DIRECTIVE. Repeat each line word for word.

Collected data entries.
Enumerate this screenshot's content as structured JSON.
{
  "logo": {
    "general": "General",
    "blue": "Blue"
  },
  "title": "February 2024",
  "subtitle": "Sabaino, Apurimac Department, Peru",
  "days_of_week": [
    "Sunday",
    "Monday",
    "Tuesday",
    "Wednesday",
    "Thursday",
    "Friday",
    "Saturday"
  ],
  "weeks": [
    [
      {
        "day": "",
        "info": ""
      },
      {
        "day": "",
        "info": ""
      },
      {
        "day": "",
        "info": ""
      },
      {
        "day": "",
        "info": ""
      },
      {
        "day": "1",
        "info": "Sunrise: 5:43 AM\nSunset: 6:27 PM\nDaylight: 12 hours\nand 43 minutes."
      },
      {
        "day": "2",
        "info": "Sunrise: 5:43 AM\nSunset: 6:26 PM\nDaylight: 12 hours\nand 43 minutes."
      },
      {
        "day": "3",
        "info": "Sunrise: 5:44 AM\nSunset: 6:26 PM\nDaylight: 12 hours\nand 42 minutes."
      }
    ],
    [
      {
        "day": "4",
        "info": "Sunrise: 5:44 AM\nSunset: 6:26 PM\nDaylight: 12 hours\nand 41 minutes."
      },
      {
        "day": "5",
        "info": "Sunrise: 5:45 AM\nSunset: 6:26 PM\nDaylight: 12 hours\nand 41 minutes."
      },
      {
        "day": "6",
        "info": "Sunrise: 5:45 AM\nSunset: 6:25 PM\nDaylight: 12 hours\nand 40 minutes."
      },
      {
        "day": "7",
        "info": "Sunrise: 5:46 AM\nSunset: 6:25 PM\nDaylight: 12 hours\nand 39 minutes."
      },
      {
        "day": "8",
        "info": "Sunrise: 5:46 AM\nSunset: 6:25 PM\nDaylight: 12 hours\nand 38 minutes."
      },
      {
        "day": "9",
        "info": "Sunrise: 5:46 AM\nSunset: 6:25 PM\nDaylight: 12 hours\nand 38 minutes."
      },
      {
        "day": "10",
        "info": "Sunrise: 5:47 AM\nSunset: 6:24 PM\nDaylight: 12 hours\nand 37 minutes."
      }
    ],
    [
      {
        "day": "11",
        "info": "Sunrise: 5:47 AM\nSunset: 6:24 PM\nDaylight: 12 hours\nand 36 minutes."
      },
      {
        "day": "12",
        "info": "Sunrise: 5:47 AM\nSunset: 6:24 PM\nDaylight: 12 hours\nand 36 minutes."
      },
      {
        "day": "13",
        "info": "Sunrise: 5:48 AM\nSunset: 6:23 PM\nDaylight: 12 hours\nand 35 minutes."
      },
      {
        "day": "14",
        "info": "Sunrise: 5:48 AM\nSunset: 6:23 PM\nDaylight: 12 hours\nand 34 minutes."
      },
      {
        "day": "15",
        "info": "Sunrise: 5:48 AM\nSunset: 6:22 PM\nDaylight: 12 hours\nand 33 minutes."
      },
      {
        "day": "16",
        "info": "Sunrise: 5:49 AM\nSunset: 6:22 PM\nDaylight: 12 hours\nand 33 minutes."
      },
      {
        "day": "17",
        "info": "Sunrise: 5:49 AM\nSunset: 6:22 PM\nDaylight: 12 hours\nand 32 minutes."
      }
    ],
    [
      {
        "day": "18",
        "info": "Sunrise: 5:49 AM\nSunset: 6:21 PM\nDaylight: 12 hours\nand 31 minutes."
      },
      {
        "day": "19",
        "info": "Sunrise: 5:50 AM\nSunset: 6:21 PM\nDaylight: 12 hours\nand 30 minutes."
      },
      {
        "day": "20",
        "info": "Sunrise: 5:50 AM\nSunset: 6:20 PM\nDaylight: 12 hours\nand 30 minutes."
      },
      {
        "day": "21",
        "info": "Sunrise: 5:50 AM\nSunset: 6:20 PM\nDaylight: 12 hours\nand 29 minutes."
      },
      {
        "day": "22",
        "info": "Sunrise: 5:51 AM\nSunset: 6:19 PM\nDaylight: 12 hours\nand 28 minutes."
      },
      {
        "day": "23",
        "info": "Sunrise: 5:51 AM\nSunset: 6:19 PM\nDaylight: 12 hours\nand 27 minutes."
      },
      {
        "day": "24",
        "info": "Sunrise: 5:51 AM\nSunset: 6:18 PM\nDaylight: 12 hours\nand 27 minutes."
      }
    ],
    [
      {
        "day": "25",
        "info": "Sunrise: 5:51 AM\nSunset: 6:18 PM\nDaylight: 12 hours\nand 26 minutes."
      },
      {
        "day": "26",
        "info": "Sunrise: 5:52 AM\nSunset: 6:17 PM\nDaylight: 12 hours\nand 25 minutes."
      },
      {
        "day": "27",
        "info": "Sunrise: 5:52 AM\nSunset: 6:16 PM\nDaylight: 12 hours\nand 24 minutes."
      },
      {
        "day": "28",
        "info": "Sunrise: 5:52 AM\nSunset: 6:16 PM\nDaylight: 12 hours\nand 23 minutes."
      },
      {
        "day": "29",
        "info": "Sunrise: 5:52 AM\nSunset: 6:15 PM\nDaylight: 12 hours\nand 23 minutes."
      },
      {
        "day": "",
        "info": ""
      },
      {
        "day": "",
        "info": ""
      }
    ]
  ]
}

TASK SOLUTION.
Enumerate this screenshot's content as structured JSON.
{
  "logo": {
    "general": "General",
    "blue": "Blue"
  },
  "title": "February 2024",
  "subtitle": "Sabaino, Apurimac Department, Peru",
  "days_of_week": [
    "Sunday",
    "Monday",
    "Tuesday",
    "Wednesday",
    "Thursday",
    "Friday",
    "Saturday"
  ],
  "weeks": [
    [
      {
        "day": "",
        "info": ""
      },
      {
        "day": "",
        "info": ""
      },
      {
        "day": "",
        "info": ""
      },
      {
        "day": "",
        "info": ""
      },
      {
        "day": "1",
        "info": "Sunrise: 5:43 AM\nSunset: 6:27 PM\nDaylight: 12 hours\nand 43 minutes."
      },
      {
        "day": "2",
        "info": "Sunrise: 5:43 AM\nSunset: 6:26 PM\nDaylight: 12 hours\nand 43 minutes."
      },
      {
        "day": "3",
        "info": "Sunrise: 5:44 AM\nSunset: 6:26 PM\nDaylight: 12 hours\nand 42 minutes."
      }
    ],
    [
      {
        "day": "4",
        "info": "Sunrise: 5:44 AM\nSunset: 6:26 PM\nDaylight: 12 hours\nand 41 minutes."
      },
      {
        "day": "5",
        "info": "Sunrise: 5:45 AM\nSunset: 6:26 PM\nDaylight: 12 hours\nand 41 minutes."
      },
      {
        "day": "6",
        "info": "Sunrise: 5:45 AM\nSunset: 6:25 PM\nDaylight: 12 hours\nand 40 minutes."
      },
      {
        "day": "7",
        "info": "Sunrise: 5:46 AM\nSunset: 6:25 PM\nDaylight: 12 hours\nand 39 minutes."
      },
      {
        "day": "8",
        "info": "Sunrise: 5:46 AM\nSunset: 6:25 PM\nDaylight: 12 hours\nand 38 minutes."
      },
      {
        "day": "9",
        "info": "Sunrise: 5:46 AM\nSunset: 6:25 PM\nDaylight: 12 hours\nand 38 minutes."
      },
      {
        "day": "10",
        "info": "Sunrise: 5:47 AM\nSunset: 6:24 PM\nDaylight: 12 hours\nand 37 minutes."
      }
    ],
    [
      {
        "day": "11",
        "info": "Sunrise: 5:47 AM\nSunset: 6:24 PM\nDaylight: 12 hours\nand 36 minutes."
      },
      {
        "day": "12",
        "info": "Sunrise: 5:47 AM\nSunset: 6:24 PM\nDaylight: 12 hours\nand 36 minutes."
      },
      {
        "day": "13",
        "info": "Sunrise: 5:48 AM\nSunset: 6:23 PM\nDaylight: 12 hours\nand 35 minutes."
      },
      {
        "day": "14",
        "info": "Sunrise: 5:48 AM\nSunset: 6:23 PM\nDaylight: 12 hours\nand 34 minutes."
      },
      {
        "day": "15",
        "info": "Sunrise: 5:48 AM\nSunset: 6:22 PM\nDaylight: 12 hours\nand 33 minutes."
      },
      {
        "day": "16",
        "info": "Sunrise: 5:49 AM\nSunset: 6:22 PM\nDaylight: 12 hours\nand 33 minutes."
      },
      {
        "day": "17",
        "info": "Sunrise: 5:49 AM\nSunset: 6:22 PM\nDaylight: 12 hours\nand 32 minutes."
      }
    ],
    [
      {
        "day": "18",
        "info": "Sunrise: 5:49 AM\nSunset: 6:21 PM\nDaylight: 12 hours\nand 31 minutes."
      },
      {
        "day": "19",
        "info": "Sunrise: 5:50 AM\nSunset: 6:21 PM\nDaylight: 12 hours\nand 30 minutes."
      },
      {
        "day": "20",
        "info": "Sunrise: 5:50 AM\nSunset: 6:20 PM\nDaylight: 12 hours\nand 30 minutes."
      },
      {
        "day": "21",
        "info": "Sunrise: 5:50 AM\nSunset: 6:20 PM\nDaylight: 12 hours\nand 29 minutes."
      },
      {
        "day": "22",
        "info": "Sunrise: 5:51 AM\nSunset: 6:19 PM\nDaylight: 12 hours\nand 28 minutes."
      },
      {
        "day": "23",
        "info": "Sunrise: 5:51 AM\nSunset: 6:19 PM\nDaylight: 12 hours\nand 27 minutes."
      },
      {
        "day": "24",
        "info": "Sunrise: 5:51 AM\nSunset: 6:18 PM\nDaylight: 12 hours\nand 27 minutes."
      }
    ],
    [
      {
        "day": "25",
        "info": "Sunrise: 5:51 AM\nSunset: 6:18 PM\nDaylight: 12 hours\nand 26 minutes."
      },
      {
        "day": "26",
        "info": "Sunrise: 5:52 AM\nSunset: 6:17 PM\nDaylight: 12 hours\nand 25 minutes."
      },
      {
        "day": "27",
        "info": "Sunrise: 5:52 AM\nSunset: 6:16 PM\nDaylight: 12 hours\nand 24 minutes."
      },
      {
        "day": "28",
        "info": "Sunrise: 5:52 AM\nSunset: 6:16 PM\nDaylight: 12 hours\nand 23 minutes."
      },
      {
        "day": "29",
        "info": "Sunrise: 5:52 AM\nSunset: 6:15 PM\nDaylight: 12 hours\nand 23 minutes."
      },
      {
        "day": "",
        "info": ""
      },
      {
        "day": "",
        "info": ""
      }
    ]
  ]
}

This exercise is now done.